GOAL OF THE EXERCISE: Pick out each line containing the string "name".

PROVIDED DATA:
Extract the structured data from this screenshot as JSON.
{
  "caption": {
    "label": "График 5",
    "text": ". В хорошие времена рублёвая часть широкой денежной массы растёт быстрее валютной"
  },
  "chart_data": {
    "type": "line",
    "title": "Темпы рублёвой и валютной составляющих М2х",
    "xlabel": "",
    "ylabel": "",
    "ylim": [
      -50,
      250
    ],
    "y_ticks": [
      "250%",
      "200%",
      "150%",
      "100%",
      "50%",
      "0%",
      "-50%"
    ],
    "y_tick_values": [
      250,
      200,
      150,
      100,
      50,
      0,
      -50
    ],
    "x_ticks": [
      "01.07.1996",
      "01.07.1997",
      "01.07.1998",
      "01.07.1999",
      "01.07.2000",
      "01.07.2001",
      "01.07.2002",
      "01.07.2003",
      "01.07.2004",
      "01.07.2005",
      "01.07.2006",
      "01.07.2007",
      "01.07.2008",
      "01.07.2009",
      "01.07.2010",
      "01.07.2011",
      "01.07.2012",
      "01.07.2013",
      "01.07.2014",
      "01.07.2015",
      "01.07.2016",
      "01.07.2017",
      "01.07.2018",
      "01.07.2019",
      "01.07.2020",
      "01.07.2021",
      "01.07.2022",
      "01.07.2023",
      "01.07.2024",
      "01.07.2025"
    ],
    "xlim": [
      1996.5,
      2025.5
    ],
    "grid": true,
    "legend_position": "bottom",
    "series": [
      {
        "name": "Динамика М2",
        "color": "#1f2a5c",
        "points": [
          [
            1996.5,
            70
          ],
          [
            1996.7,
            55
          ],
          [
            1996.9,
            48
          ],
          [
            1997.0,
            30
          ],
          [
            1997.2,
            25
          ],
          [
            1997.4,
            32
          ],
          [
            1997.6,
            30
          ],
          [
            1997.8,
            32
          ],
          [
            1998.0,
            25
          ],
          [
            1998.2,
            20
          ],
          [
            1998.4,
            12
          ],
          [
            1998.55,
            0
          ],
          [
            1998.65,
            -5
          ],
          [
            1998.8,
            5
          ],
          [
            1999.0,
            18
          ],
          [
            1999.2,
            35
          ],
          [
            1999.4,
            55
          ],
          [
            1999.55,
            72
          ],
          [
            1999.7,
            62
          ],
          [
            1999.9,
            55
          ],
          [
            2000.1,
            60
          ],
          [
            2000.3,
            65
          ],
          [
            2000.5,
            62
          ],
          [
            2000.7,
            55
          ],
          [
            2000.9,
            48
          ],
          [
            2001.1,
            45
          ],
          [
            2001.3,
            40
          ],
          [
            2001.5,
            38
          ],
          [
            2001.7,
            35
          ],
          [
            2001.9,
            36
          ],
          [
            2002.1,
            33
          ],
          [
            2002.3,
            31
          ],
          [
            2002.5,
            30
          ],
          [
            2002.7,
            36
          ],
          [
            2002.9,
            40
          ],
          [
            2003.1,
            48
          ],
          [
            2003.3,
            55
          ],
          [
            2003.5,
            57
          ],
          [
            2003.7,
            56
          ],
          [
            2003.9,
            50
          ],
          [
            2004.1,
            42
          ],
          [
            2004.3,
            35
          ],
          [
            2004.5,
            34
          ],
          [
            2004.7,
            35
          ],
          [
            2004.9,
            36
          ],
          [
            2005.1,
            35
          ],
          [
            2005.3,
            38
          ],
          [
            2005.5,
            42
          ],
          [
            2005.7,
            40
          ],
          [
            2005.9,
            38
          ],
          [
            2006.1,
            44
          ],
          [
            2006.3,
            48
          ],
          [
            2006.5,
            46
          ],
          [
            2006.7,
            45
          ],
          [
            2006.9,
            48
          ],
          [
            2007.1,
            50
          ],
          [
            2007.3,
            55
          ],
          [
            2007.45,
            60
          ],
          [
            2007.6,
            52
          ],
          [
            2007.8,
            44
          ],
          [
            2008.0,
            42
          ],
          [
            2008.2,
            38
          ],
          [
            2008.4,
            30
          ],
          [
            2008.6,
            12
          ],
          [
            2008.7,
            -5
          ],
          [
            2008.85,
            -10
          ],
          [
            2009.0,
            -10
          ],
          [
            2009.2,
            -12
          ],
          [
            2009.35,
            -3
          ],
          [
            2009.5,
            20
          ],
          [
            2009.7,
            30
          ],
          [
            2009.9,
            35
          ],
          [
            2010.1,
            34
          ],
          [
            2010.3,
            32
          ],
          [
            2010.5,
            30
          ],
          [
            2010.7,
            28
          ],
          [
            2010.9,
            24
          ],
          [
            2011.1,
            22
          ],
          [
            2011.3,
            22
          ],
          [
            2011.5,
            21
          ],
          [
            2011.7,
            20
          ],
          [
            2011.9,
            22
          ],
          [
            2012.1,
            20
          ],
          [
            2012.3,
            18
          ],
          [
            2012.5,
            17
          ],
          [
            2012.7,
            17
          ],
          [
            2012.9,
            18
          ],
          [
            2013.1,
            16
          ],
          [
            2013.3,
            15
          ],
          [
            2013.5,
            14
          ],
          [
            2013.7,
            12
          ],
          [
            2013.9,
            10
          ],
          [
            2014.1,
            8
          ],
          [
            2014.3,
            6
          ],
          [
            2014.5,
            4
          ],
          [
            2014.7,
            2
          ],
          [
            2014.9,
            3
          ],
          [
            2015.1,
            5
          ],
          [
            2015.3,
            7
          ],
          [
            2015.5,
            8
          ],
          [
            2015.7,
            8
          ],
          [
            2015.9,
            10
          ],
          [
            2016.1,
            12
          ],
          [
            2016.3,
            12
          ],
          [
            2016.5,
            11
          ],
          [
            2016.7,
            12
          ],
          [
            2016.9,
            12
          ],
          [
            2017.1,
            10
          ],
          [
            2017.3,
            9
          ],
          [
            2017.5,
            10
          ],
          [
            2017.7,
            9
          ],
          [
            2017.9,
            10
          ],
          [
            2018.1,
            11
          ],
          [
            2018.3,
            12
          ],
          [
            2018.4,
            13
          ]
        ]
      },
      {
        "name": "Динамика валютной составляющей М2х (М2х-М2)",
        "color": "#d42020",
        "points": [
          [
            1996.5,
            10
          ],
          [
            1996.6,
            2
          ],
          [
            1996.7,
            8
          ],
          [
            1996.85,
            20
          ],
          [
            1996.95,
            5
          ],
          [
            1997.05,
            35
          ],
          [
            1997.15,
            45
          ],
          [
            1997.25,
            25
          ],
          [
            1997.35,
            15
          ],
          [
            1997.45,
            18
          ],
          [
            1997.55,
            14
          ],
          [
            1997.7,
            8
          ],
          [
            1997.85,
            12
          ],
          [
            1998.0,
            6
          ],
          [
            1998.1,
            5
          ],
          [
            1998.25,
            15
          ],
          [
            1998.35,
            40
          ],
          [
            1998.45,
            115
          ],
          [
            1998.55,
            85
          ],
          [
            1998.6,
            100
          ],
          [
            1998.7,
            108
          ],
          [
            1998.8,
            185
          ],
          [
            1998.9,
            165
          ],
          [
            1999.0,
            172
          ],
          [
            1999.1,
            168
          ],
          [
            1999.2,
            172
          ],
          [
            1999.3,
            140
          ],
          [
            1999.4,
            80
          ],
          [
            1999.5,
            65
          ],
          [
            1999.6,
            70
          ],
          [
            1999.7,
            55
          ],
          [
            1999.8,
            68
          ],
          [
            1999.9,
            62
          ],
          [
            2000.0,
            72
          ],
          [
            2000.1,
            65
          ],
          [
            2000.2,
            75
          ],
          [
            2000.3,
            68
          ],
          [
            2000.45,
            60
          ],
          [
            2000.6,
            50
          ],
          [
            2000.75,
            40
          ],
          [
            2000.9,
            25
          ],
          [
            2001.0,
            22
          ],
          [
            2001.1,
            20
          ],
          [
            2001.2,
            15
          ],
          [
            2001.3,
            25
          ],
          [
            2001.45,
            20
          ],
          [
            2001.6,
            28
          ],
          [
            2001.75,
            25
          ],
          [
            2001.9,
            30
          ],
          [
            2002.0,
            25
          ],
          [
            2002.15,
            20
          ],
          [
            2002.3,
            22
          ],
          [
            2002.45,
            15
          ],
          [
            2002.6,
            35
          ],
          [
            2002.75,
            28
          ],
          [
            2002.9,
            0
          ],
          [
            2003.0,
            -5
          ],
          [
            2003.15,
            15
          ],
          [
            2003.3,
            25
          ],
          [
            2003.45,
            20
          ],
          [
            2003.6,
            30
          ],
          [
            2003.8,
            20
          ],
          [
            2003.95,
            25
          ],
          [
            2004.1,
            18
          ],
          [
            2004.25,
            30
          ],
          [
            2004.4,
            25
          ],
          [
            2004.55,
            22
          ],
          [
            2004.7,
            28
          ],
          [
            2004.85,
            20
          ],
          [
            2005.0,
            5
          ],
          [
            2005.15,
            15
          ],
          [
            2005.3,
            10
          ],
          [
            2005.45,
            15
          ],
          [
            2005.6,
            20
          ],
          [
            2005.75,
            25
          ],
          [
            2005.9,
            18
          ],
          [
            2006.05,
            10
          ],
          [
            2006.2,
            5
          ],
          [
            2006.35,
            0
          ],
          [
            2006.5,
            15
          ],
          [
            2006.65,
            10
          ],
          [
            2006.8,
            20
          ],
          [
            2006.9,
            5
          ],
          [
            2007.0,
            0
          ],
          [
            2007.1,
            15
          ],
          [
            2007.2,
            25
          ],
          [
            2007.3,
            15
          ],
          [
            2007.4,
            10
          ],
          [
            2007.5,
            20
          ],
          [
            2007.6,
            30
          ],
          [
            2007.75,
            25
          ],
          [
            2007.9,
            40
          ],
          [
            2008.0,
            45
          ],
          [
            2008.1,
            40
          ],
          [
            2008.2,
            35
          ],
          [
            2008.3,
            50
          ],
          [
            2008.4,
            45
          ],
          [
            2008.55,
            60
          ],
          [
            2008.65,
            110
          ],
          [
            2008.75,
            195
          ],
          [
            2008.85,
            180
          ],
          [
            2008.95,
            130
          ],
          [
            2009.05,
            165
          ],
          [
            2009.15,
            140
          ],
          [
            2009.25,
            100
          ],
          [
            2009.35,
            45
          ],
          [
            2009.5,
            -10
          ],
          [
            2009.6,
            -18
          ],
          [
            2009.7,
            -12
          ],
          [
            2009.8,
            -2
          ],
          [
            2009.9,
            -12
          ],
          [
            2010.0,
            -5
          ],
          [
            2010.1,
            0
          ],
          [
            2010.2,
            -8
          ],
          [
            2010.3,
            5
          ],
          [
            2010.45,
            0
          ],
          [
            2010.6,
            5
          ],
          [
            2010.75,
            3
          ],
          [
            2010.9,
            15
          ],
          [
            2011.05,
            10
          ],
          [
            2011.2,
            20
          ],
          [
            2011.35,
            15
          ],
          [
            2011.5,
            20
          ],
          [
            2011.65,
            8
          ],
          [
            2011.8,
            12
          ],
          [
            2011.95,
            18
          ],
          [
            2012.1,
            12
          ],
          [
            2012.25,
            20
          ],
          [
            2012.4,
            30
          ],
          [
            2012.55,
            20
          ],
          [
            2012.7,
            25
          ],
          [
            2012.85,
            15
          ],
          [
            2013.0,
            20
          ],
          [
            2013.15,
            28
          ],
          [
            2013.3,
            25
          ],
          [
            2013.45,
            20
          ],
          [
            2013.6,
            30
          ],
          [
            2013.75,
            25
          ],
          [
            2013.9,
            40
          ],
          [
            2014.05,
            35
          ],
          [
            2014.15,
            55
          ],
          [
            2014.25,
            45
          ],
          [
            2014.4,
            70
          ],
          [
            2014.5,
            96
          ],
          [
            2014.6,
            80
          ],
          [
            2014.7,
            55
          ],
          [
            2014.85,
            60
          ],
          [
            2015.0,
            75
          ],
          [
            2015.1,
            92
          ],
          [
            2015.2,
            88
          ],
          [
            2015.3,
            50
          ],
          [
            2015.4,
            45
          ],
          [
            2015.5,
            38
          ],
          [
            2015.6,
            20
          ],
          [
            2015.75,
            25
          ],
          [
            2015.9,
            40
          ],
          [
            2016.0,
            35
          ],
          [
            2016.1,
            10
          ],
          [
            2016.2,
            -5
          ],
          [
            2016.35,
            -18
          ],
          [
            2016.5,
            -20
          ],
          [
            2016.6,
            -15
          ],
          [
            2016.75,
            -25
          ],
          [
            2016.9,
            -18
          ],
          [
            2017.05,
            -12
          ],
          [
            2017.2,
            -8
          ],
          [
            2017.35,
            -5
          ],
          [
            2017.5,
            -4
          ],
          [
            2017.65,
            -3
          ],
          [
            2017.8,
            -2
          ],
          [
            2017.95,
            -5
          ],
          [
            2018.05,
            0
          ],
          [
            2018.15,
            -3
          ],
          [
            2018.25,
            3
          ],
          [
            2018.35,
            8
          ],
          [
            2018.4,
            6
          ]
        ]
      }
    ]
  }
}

RESULT:
        "name": "Динамика М2",
        "name": "Динамика валютной составляющей М2х (М2х-М2)",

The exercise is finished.